• EXERCISE
Go through the records underneath and write each one out again exactly.

◆ ◆ ◆

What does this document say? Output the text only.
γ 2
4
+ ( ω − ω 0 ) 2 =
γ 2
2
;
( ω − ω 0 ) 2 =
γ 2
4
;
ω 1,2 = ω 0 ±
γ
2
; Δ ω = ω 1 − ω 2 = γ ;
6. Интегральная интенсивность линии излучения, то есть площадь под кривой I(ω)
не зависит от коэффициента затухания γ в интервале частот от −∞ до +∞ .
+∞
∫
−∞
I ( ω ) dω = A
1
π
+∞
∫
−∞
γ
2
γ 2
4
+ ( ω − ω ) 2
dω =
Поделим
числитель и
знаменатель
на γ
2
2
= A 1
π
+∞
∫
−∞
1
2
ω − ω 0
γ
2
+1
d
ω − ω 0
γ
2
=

◆ ◆ ◆

• WORKED SOLUTION
What does this document say? Output the text only.
γ 2
4
+ ( ω − ω 0 ) 2 =
γ 2
2
;
( ω − ω 0 ) 2 =
γ 2
4
;
ω 1,2 = ω 0 ±
γ
2
; Δ ω = ω 1 − ω 2 = γ ;
6. Интегральная интенсивность линии излучения, то есть площадь под кривой I(ω)
не зависит от коэффициента затухания γ в интервале частот от −∞ до +∞ .
+∞
∫
−∞
I ( ω ) dω = A
1
π
+∞
∫
−∞
γ
2
γ 2
4
+ ( ω − ω ) 2
dω =
Поделим
числитель и
знаменатель
на γ
2
2
= A 1
π
+∞
∫
−∞
1
2
ω − ω 0
γ
2
+1
d
ω − ω 0
γ
2
=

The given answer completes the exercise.